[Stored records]
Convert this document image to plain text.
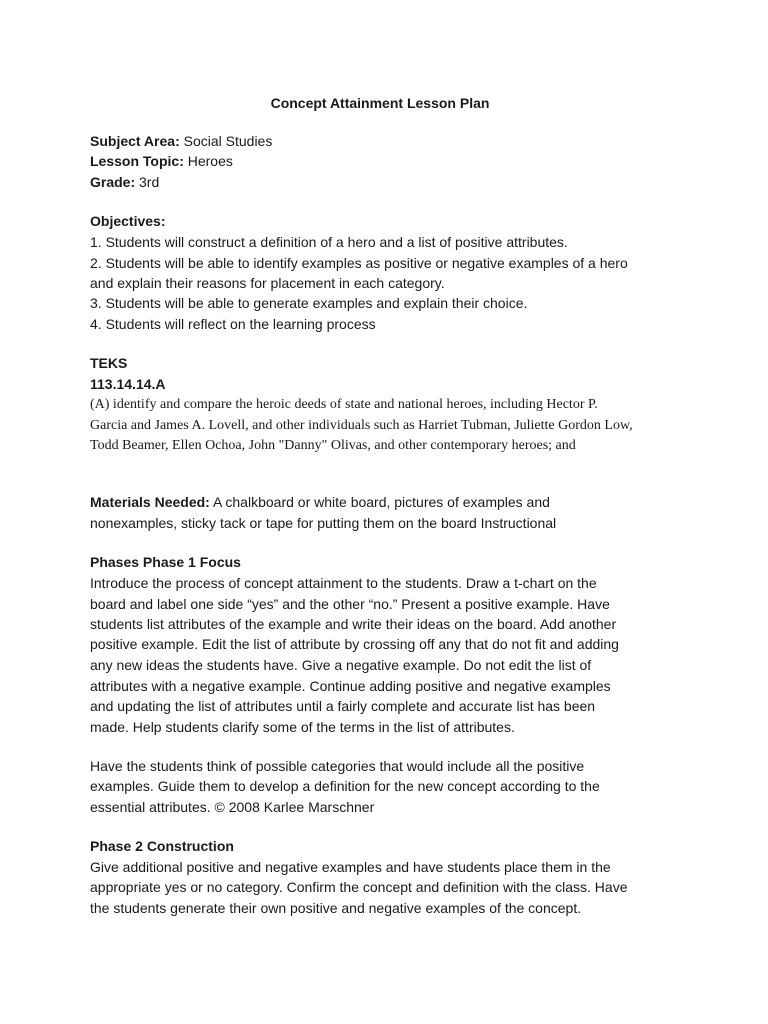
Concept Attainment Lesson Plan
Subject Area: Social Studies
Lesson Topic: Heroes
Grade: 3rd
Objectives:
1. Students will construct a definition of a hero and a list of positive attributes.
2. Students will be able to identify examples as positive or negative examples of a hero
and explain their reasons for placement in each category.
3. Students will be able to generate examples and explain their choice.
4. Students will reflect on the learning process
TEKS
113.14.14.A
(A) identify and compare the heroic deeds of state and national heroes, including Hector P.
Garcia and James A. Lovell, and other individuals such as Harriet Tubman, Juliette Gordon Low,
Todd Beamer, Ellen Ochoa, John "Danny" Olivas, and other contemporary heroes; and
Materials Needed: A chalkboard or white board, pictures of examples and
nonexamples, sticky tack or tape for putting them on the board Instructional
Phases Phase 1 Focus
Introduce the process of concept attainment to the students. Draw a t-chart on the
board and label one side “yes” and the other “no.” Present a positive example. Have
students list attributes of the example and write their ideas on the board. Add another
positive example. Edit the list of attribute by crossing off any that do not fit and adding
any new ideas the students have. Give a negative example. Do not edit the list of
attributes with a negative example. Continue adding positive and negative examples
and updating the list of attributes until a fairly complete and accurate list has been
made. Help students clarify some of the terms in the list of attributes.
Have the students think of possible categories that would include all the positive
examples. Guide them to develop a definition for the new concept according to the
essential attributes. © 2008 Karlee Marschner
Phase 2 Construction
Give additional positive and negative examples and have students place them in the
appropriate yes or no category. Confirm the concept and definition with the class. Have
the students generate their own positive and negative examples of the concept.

**TASK DIRECTIONS**
Leave out all images, then reproduce the entries above exactly.

**FULL RESPONSE**
Convert this document image to plain text.
Concept Attainment Lesson Plan
Subject Area: Social Studies
Lesson Topic: Heroes
Grade: 3rd
Objectives:
1. Students will construct a definition of a hero and a list of positive attributes.
2. Students will be able to identify examples as positive or negative examples of a hero
and explain their reasons for placement in each category.
3. Students will be able to generate examples and explain their choice.
4. Students will reflect on the learning process
TEKS
113.14.14.A
(A) identify and compare the heroic deeds of state and national heroes, including Hector P.
Garcia and James A. Lovell, and other individuals such as Harriet Tubman, Juliette Gordon Low,
Todd Beamer, Ellen Ochoa, John "Danny" Olivas, and other contemporary heroes; and
Materials Needed: A chalkboard or white board, pictures of examples and
nonexamples, sticky tack or tape for putting them on the board Instructional
Phases Phase 1 Focus
Introduce the process of concept attainment to the students. Draw a t-chart on the
board and label one side “yes” and the other “no.” Present a positive example. Have
students list attributes of the example and write their ideas on the board. Add another
positive example. Edit the list of attribute by crossing off any that do not fit and adding
any new ideas the students have. Give a negative example. Do not edit the list of
attributes with a negative example. Continue adding positive and negative examples
and updating the list of attributes until a fairly complete and accurate list has been
made. Help students clarify some of the terms in the list of attributes.
Have the students think of possible categories that would include all the positive
examples. Guide them to develop a definition for the new concept according to the
essential attributes. © 2008 Karlee Marschner
Phase 2 Construction
Give additional positive and negative examples and have students place them in the
appropriate yes or no category. Confirm the concept and definition with the class. Have
the students generate their own positive and negative examples of the concept.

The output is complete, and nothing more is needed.